╭──

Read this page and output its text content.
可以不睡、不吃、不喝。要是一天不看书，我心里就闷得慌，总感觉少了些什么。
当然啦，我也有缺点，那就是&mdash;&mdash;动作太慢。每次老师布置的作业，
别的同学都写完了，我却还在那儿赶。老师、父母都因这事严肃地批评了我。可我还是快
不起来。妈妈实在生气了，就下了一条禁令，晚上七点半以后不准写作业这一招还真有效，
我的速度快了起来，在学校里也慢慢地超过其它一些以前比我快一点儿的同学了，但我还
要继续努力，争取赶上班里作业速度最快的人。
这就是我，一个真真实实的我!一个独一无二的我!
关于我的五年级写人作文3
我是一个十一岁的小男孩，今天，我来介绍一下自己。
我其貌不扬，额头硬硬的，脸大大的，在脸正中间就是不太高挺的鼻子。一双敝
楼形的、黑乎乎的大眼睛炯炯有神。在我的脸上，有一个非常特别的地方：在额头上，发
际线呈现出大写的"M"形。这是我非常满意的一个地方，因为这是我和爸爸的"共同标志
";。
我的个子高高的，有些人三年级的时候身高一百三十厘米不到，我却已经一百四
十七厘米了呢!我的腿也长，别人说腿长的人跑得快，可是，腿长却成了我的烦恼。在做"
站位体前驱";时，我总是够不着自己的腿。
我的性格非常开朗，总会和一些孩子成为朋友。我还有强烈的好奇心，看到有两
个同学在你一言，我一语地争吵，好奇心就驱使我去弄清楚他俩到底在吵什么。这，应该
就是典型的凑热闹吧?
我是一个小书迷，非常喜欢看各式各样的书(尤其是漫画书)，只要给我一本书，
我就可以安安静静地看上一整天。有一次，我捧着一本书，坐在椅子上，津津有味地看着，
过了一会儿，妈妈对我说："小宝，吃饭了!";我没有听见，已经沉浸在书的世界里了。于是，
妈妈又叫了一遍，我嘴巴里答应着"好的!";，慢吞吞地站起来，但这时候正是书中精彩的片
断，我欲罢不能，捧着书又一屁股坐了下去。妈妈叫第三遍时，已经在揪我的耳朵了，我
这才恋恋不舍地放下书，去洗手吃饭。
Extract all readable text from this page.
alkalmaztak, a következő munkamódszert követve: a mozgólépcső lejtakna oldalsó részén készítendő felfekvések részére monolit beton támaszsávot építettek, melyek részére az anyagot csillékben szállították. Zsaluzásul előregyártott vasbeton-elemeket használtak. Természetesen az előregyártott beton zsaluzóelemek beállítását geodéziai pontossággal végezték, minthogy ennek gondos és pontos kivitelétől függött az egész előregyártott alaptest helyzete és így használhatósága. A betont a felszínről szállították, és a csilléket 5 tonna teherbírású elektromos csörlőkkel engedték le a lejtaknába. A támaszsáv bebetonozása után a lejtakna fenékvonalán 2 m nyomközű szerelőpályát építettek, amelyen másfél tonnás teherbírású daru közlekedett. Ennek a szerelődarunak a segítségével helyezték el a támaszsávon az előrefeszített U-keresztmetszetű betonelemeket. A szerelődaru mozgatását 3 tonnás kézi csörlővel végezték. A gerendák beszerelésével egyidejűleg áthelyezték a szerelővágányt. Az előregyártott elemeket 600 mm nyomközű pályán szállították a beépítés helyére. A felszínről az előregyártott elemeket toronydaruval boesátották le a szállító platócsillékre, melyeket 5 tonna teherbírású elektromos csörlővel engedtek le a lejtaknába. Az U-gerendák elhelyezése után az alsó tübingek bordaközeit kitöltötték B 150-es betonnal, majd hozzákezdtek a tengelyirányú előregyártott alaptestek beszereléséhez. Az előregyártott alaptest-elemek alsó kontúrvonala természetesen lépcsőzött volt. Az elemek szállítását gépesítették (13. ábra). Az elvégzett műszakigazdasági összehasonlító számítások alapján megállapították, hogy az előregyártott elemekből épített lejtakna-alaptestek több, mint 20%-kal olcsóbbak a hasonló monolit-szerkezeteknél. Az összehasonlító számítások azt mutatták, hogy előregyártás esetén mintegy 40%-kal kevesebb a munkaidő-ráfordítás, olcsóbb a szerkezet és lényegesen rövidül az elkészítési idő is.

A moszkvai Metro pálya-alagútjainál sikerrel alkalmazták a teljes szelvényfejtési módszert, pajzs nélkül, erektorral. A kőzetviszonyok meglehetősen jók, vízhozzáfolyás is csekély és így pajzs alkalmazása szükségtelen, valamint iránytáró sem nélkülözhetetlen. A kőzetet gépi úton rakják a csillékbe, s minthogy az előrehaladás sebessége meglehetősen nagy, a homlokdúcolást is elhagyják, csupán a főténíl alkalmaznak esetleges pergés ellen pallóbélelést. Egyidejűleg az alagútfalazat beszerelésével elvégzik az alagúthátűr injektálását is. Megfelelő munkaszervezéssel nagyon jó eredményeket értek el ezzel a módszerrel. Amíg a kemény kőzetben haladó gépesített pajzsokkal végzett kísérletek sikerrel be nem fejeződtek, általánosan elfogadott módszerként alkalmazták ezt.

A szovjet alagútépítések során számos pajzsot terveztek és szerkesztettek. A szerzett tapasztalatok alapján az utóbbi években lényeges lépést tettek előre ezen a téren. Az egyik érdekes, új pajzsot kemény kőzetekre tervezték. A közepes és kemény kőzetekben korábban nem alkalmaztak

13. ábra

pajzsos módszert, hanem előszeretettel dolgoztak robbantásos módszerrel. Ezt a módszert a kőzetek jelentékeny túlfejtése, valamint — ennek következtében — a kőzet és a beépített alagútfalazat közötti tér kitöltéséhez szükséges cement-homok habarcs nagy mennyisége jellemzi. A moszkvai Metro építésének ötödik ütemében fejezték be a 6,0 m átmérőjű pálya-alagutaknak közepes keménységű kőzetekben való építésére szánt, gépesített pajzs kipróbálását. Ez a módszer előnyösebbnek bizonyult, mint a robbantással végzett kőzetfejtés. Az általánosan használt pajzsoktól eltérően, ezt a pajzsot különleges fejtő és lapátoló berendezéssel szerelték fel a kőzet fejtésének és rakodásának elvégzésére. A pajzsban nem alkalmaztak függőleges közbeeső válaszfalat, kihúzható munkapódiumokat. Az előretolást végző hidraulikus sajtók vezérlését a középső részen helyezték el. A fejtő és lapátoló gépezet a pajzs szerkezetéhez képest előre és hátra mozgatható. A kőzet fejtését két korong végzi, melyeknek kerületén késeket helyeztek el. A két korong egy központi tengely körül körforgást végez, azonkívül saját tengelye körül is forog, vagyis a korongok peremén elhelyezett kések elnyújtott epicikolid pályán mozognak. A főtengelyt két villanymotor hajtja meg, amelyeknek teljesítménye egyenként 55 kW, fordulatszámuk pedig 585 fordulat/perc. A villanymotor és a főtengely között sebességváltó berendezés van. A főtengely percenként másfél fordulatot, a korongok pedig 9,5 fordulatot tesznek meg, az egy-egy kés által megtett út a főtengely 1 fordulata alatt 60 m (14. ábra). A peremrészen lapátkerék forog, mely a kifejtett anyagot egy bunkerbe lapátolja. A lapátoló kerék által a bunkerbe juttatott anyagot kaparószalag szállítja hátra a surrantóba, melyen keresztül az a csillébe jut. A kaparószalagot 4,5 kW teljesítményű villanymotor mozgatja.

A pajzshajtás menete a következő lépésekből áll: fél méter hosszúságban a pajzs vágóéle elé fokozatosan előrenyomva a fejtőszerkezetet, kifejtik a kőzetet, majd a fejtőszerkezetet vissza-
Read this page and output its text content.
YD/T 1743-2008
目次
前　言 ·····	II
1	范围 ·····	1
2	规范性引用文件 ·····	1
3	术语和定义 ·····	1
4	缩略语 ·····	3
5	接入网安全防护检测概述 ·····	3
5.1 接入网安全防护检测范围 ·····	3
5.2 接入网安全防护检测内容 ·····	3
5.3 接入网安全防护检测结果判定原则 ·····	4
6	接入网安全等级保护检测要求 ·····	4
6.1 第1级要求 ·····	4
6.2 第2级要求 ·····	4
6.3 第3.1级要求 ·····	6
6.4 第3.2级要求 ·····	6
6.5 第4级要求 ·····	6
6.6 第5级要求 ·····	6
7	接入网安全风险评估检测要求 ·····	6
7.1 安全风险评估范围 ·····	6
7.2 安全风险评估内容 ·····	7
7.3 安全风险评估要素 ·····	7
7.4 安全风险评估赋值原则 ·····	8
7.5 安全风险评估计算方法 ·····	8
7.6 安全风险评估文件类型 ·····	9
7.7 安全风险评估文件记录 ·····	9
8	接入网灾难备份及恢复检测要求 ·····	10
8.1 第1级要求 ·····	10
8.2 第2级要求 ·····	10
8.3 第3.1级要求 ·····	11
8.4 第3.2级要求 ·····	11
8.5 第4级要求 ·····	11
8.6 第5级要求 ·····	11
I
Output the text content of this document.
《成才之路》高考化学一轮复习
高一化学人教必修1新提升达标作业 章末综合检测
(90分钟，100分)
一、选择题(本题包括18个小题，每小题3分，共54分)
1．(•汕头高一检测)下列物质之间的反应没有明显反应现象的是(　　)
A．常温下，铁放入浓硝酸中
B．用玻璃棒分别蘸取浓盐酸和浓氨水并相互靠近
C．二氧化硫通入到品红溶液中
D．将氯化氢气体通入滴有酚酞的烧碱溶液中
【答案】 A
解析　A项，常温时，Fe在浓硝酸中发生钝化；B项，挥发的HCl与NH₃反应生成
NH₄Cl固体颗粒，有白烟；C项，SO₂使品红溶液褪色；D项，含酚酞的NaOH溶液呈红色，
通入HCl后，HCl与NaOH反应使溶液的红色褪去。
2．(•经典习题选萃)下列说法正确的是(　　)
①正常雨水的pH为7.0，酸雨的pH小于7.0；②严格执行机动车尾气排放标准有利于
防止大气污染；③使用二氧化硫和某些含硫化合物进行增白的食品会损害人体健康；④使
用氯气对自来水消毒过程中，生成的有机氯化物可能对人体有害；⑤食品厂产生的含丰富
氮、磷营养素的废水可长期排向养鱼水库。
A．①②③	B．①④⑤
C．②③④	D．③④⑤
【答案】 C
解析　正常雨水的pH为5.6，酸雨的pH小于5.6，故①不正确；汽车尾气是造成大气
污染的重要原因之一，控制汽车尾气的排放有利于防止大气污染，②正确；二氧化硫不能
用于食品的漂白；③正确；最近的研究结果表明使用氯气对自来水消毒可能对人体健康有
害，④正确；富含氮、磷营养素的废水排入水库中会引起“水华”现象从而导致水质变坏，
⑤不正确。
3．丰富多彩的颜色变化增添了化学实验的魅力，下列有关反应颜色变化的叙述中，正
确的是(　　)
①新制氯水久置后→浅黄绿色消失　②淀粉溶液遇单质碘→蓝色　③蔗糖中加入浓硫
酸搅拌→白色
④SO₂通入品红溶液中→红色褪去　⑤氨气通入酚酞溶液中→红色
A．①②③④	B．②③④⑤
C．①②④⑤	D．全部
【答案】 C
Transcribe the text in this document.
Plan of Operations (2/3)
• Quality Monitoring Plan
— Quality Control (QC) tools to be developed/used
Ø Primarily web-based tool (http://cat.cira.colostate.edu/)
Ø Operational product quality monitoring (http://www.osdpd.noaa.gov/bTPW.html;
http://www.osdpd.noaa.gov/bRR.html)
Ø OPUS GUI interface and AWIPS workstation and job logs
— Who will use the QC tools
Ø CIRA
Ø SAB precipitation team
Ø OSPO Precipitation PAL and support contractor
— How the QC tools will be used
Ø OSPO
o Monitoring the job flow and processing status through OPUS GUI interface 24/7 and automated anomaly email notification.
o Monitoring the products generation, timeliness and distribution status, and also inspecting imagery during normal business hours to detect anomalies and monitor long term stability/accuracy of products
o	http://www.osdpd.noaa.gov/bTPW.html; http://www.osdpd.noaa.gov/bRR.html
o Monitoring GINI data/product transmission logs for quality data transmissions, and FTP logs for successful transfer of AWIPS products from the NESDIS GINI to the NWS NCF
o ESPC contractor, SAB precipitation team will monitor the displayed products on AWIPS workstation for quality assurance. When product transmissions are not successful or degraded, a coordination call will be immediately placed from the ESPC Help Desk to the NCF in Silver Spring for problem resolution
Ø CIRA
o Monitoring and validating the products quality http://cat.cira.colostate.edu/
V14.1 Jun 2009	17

╰──

• **Stated problem**
Restate word for word the lines from the one holding "Transcribe the text in this document." to the end of the listing, both ends included, and nothing more.

• **Result**
Transcribe the text in this document.
Plan of Operations (2/3)
• Quality Monitoring Plan
— Quality Control (QC) tools to be developed/used
Ø Primarily web-based tool (http://cat.cira.colostate.edu/)
Ø Operational product quality monitoring (http://www.osdpd.noaa.gov/bTPW.html;
http://www.osdpd.noaa.gov/bRR.html)
Ø OPUS GUI interface and AWIPS workstation and job logs
— Who will use the QC tools
Ø CIRA
Ø SAB precipitation team
Ø OSPO Precipitation PAL and support contractor
— How the QC tools will be used
Ø OSPO
o Monitoring the job flow and processing status through OPUS GUI interface 24/7 and automated anomaly email notification.
o Monitoring the products generation, timeliness and distribution status, and also inspecting imagery during normal business hours to detect anomalies and monitor long term stability/accuracy of products
o	http://www.osdpd.noaa.gov/bTPW.html; http://www.osdpd.noaa.gov/bRR.html
o Monitoring GINI data/product transmission logs for quality data transmissions, and FTP logs for successful transfer of AWIPS products from the NESDIS GINI to the NWS NCF
o ESPC contractor, SAB precipitation team will monitor the displayed products on AWIPS workstation for quality assurance. When product transmissions are not successful or degraded, a coordination call will be immediately placed from the ESPC Help Desk to the NCF in Silver Spring for problem resolution
Ø CIRA
o Monitoring and validating the products quality http://cat.cira.colostate.edu/
V14.1 Jun 2009	17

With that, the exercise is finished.